== EXERCISE DIRECTIONS ==
The exercise asks for every line of the data to be reproduced exactly.

[start of SOURCE DATA]

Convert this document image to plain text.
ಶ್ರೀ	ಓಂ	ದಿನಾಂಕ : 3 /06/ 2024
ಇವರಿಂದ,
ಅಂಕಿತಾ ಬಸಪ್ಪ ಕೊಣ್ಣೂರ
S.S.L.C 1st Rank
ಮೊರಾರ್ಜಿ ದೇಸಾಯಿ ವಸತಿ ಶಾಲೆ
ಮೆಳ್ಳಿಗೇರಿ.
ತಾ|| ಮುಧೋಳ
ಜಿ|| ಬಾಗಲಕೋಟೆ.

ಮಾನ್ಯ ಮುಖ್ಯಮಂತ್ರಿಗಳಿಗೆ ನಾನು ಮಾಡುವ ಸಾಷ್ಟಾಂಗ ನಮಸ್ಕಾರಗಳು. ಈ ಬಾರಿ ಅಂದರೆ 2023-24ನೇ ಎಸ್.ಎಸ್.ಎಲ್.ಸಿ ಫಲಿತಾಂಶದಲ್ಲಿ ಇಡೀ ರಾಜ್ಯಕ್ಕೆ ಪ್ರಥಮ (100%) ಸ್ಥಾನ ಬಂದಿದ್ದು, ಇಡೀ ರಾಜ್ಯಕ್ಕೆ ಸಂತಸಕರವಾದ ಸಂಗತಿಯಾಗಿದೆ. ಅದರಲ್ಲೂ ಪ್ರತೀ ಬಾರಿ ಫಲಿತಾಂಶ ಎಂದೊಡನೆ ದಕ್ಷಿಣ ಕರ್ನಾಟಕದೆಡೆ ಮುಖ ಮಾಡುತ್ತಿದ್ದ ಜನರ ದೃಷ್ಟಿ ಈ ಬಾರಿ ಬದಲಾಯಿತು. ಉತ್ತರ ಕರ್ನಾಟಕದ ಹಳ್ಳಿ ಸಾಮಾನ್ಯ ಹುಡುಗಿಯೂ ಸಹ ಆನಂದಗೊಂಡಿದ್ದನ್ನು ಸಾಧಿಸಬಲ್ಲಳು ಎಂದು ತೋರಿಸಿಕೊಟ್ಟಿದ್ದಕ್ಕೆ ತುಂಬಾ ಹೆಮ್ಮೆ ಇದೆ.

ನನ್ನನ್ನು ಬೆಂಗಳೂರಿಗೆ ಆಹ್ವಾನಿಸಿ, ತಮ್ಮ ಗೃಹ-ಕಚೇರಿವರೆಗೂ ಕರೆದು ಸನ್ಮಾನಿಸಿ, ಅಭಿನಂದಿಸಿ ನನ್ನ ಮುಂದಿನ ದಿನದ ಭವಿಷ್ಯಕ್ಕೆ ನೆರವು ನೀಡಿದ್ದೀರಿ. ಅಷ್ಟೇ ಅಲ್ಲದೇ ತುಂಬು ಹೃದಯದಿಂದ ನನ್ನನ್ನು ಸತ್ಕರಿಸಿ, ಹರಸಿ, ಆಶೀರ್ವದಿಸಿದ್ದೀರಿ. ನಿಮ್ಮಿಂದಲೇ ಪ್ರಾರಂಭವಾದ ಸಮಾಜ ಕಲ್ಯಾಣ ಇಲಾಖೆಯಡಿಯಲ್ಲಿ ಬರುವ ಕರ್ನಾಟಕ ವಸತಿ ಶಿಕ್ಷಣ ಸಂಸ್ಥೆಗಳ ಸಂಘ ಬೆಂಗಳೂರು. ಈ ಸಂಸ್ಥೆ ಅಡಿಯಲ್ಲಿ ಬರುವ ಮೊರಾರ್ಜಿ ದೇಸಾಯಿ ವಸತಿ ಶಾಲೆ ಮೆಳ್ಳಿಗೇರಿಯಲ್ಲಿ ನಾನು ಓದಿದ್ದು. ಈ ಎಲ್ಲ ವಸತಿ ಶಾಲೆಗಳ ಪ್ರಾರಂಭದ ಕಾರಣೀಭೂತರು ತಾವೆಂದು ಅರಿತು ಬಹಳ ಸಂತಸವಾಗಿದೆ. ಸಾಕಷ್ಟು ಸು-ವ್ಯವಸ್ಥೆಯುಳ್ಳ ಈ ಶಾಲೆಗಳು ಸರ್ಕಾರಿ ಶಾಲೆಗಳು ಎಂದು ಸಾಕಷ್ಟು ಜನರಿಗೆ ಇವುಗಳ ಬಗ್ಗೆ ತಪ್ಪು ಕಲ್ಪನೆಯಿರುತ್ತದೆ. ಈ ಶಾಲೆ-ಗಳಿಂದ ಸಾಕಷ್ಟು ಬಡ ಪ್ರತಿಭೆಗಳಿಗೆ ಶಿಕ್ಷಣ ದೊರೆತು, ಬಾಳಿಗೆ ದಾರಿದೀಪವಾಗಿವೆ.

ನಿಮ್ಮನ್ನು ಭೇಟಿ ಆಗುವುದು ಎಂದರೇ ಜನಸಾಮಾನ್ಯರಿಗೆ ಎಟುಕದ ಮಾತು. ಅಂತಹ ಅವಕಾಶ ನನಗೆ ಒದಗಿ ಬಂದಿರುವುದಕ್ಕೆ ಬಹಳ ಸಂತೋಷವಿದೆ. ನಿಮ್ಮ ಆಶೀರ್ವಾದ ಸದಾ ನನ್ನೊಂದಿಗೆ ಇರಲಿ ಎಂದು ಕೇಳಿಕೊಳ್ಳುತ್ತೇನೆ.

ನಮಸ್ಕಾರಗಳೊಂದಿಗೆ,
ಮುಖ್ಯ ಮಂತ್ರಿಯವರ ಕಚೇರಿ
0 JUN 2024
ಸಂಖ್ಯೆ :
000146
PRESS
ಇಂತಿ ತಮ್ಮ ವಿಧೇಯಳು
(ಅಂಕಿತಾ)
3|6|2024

[end of SOURCE DATA]

== EXERCISE OUTPUT ==
Convert this document image to plain text.
ಶ್ರೀ	ಓಂ	ದಿನಾಂಕ : 3 /06/ 2024
ಇವರಿಂದ,
ಅಂಕಿತಾ ಬಸಪ್ಪ ಕೊಣ್ಣೂರ
S.S.L.C 1st Rank
ಮೊರಾರ್ಜಿ ದೇಸಾಯಿ ವಸತಿ ಶಾಲೆ
ಮೆಳ್ಳಿಗೇರಿ.
ತಾ|| ಮುಧೋಳ
ಜಿ|| ಬಾಗಲಕೋಟೆ.

ಮಾನ್ಯ ಮುಖ್ಯಮಂತ್ರಿಗಳಿಗೆ ನಾನು ಮಾಡುವ ಸಾಷ್ಟಾಂಗ ನಮಸ್ಕಾರಗಳು. ಈ ಬಾರಿ ಅಂದರೆ 2023-24ನೇ ಎಸ್.ಎಸ್.ಎಲ್.ಸಿ ಫಲಿತಾಂಶದಲ್ಲಿ ಇಡೀ ರಾಜ್ಯಕ್ಕೆ ಪ್ರಥಮ (100%) ಸ್ಥಾನ ಬಂದಿದ್ದು, ಇಡೀ ರಾಜ್ಯಕ್ಕೆ ಸಂತಸಕರವಾದ ಸಂಗತಿಯಾಗಿದೆ. ಅದರಲ್ಲೂ ಪ್ರತೀ ಬಾರಿ ಫಲಿತಾಂಶ ಎಂದೊಡನೆ ದಕ್ಷಿಣ ಕರ್ನಾಟಕದೆಡೆ ಮುಖ ಮಾಡುತ್ತಿದ್ದ ಜನರ ದೃಷ್ಟಿ ಈ ಬಾರಿ ಬದಲಾಯಿತು. ಉತ್ತರ ಕರ್ನಾಟಕದ ಹಳ್ಳಿ ಸಾಮಾನ್ಯ ಹುಡುಗಿಯೂ ಸಹ ಆನಂದಗೊಂಡಿದ್ದನ್ನು ಸಾಧಿಸಬಲ್ಲಳು ಎಂದು ತೋರಿಸಿಕೊಟ್ಟಿದ್ದಕ್ಕೆ ತುಂಬಾ ಹೆಮ್ಮೆ ಇದೆ.

ನನ್ನನ್ನು ಬೆಂಗಳೂರಿಗೆ ಆಹ್ವಾನಿಸಿ, ತಮ್ಮ ಗೃಹ-ಕಚೇರಿವರೆಗೂ ಕರೆದು ಸನ್ಮಾನಿಸಿ, ಅಭಿನಂದಿಸಿ ನನ್ನ ಮುಂದಿನ ದಿನದ ಭವಿಷ್ಯಕ್ಕೆ ನೆರವು ನೀಡಿದ್ದೀರಿ. ಅಷ್ಟೇ ಅಲ್ಲದೇ ತುಂಬು ಹೃದಯದಿಂದ ನನ್ನನ್ನು ಸತ್ಕರಿಸಿ, ಹರಸಿ, ಆಶೀರ್ವದಿಸಿದ್ದೀರಿ. ನಿಮ್ಮಿಂದಲೇ ಪ್ರಾರಂಭವಾದ ಸಮಾಜ ಕಲ್ಯಾಣ ಇಲಾಖೆಯಡಿಯಲ್ಲಿ ಬರುವ ಕರ್ನಾಟಕ ವಸತಿ ಶಿಕ್ಷಣ ಸಂಸ್ಥೆಗಳ ಸಂಘ ಬೆಂಗಳೂರು. ಈ ಸಂಸ್ಥೆ ಅಡಿಯಲ್ಲಿ ಬರುವ ಮೊರಾರ್ಜಿ ದೇಸಾಯಿ ವಸತಿ ಶಾಲೆ ಮೆಳ್ಳಿಗೇರಿಯಲ್ಲಿ ನಾನು ಓದಿದ್ದು. ಈ ಎಲ್ಲ ವಸತಿ ಶಾಲೆಗಳ ಪ್ರಾರಂಭದ ಕಾರಣೀಭೂತರು ತಾವೆಂದು ಅರಿತು ಬಹಳ ಸಂತಸವಾಗಿದೆ. ಸಾಕಷ್ಟು ಸು-ವ್ಯವಸ್ಥೆಯುಳ್ಳ ಈ ಶಾಲೆಗಳು ಸರ್ಕಾರಿ ಶಾಲೆಗಳು ಎಂದು ಸಾಕಷ್ಟು ಜನರಿಗೆ ಇವುಗಳ ಬಗ್ಗೆ ತಪ್ಪು ಕಲ್ಪನೆಯಿರುತ್ತದೆ. ಈ ಶಾಲೆ-ಗಳಿಂದ ಸಾಕಷ್ಟು ಬಡ ಪ್ರತಿಭೆಗಳಿಗೆ ಶಿಕ್ಷಣ ದೊರೆತು, ಬಾಳಿಗೆ ದಾರಿದೀಪವಾಗಿವೆ.

ನಿಮ್ಮನ್ನು ಭೇಟಿ ಆಗುವುದು ಎಂದರೇ ಜನಸಾಮಾನ್ಯರಿಗೆ ಎಟುಕದ ಮಾತು. ಅಂತಹ ಅವಕಾಶ ನನಗೆ ಒದಗಿ ಬಂದಿರುವುದಕ್ಕೆ ಬಹಳ ಸಂತೋಷವಿದೆ. ನಿಮ್ಮ ಆಶೀರ್ವಾದ ಸದಾ ನನ್ನೊಂದಿಗೆ ಇರಲಿ ಎಂದು ಕೇಳಿಕೊಳ್ಳುತ್ತೇನೆ.

ನಮಸ್ಕಾರಗಳೊಂದಿಗೆ,
ಮುಖ್ಯ ಮಂತ್ರಿಯವರ ಕಚೇರಿ
0 JUN 2024
ಸಂಖ್ಯೆ :
000146
PRESS
ಇಂತಿ ತಮ್ಮ ವಿಧೇಯಳು
(ಅಂಕಿತಾ)
3|6|2024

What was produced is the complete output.